Dataset records »
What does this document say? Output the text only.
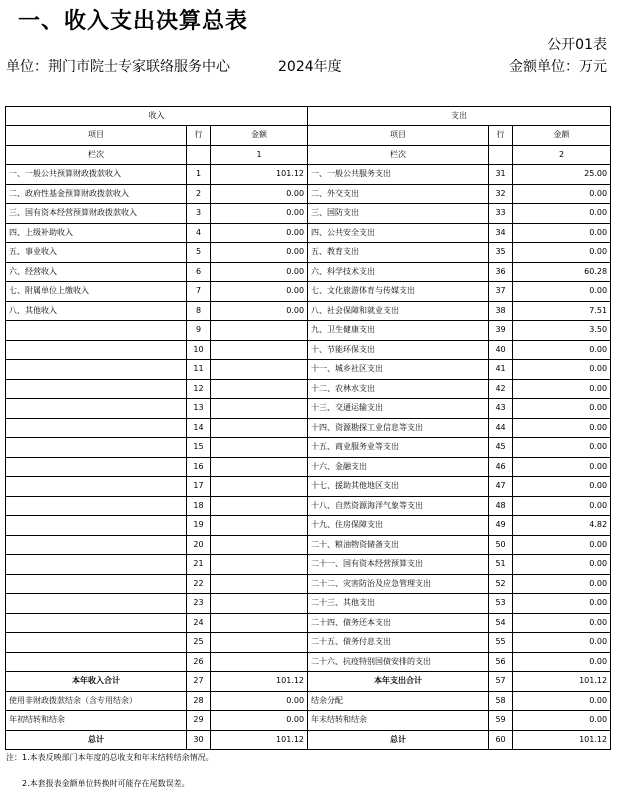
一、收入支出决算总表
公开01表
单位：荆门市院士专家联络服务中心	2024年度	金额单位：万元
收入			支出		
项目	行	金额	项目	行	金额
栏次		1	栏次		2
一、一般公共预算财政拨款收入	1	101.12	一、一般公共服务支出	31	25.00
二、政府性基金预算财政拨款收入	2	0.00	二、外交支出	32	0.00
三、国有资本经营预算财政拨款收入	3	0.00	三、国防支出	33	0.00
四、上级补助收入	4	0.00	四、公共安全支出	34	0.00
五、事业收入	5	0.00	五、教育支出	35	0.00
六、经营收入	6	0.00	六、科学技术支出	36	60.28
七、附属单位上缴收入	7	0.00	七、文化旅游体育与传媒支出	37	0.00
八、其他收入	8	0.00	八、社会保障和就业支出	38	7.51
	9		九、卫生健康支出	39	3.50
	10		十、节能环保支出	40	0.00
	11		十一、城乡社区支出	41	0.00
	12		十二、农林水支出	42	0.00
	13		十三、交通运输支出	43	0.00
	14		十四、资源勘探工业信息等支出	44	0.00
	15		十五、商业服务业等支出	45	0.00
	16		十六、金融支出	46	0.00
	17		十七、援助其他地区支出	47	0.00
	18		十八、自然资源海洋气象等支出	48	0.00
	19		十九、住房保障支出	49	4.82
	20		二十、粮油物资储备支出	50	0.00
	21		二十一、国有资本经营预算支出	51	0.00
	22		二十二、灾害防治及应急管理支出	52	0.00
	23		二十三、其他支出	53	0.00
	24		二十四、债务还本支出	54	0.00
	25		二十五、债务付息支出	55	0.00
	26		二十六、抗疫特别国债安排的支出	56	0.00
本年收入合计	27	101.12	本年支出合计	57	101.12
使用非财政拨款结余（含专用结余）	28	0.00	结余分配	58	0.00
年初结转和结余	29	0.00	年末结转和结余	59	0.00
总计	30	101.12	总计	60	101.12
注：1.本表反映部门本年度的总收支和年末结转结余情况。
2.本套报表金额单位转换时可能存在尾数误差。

---

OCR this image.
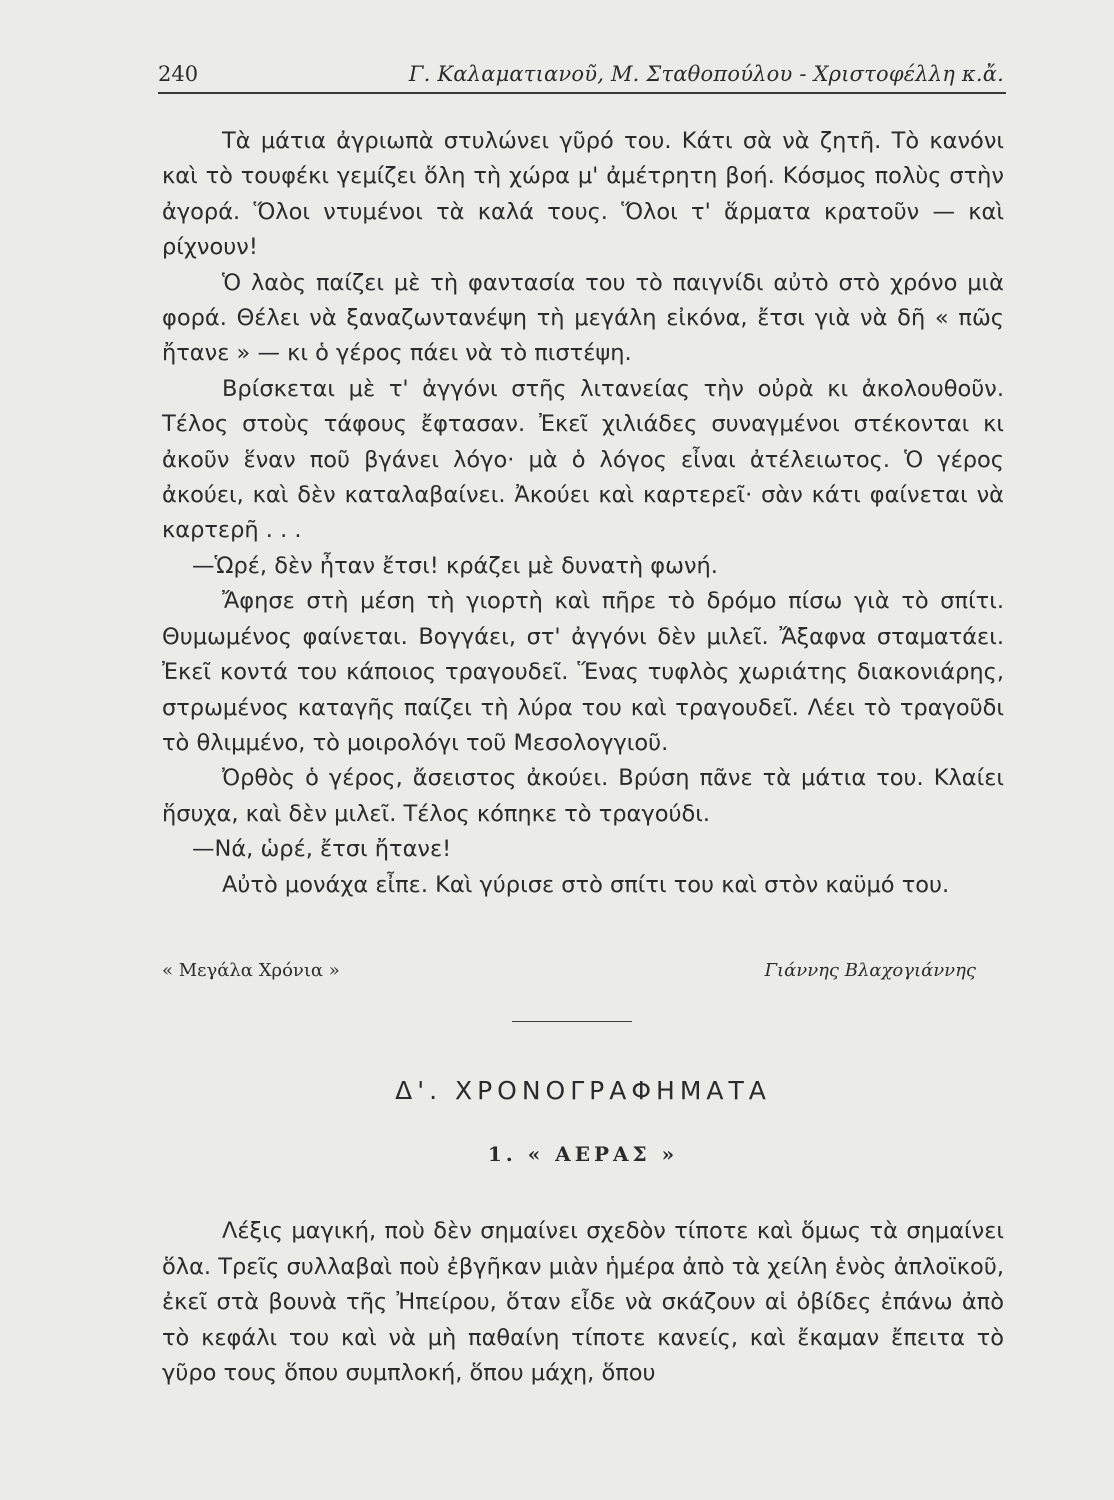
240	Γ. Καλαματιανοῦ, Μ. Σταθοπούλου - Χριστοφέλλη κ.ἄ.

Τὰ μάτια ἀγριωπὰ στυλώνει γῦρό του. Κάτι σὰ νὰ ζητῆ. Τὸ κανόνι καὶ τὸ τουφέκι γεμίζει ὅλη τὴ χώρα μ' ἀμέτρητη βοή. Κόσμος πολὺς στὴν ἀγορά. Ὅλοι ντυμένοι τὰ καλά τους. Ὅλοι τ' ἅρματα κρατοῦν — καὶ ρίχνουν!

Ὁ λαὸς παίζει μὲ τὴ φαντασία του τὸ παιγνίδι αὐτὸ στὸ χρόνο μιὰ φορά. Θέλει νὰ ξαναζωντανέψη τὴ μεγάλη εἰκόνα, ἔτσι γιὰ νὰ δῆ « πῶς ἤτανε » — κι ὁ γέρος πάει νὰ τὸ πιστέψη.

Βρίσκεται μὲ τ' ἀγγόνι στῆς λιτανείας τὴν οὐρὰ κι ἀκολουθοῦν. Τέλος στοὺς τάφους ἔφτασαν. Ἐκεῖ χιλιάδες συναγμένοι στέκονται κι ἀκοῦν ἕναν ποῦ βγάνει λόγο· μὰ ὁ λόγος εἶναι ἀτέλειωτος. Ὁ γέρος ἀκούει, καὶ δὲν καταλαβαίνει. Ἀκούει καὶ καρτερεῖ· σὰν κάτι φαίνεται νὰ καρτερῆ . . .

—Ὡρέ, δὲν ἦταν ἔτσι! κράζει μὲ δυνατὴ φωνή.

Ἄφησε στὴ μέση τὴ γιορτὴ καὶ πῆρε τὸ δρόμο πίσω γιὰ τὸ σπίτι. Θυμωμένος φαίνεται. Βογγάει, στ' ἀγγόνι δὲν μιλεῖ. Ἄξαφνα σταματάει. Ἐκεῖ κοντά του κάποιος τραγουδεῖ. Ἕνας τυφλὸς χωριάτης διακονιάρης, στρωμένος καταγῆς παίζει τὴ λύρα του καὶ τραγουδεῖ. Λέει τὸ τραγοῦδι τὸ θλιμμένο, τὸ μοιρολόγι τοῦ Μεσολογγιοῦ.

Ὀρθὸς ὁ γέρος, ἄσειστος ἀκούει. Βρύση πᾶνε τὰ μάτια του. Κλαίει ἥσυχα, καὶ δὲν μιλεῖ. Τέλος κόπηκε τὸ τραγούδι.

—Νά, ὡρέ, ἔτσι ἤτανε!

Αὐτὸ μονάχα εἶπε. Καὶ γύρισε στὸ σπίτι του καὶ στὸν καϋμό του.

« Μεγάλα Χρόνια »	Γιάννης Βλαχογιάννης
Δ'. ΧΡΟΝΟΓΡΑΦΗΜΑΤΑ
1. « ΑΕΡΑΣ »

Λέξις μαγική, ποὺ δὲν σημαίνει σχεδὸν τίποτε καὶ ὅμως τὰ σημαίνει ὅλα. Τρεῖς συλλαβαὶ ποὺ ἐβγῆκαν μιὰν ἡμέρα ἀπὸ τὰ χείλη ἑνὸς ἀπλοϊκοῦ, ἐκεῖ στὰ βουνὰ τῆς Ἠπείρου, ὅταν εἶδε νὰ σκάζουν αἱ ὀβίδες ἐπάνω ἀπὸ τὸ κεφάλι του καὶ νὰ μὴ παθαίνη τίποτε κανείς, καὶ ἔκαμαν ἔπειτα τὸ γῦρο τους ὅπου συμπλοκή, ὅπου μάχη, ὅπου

Goal of the exercise » Which lines above contain the word "ἔτσι"? Copy each of them.

Task result »
Ὁ λαὸς παίζει μὲ τὴ φαντασία του τὸ παιγνίδι αὐτὸ στὸ χρόνο μιὰ φορά. Θέλει νὰ ξαναζωντανέψη τὴ μεγάλη εἰκόνα, ἔτσι γιὰ νὰ δῆ « πῶς ἤτανε » — κι ὁ γέρος πάει νὰ τὸ πιστέψη.
—Ὡρέ, δὲν ἦταν ἔτσι! κράζει μὲ δυνατὴ φωνή.
—Νά, ὡρέ, ἔτσι ἤτανε!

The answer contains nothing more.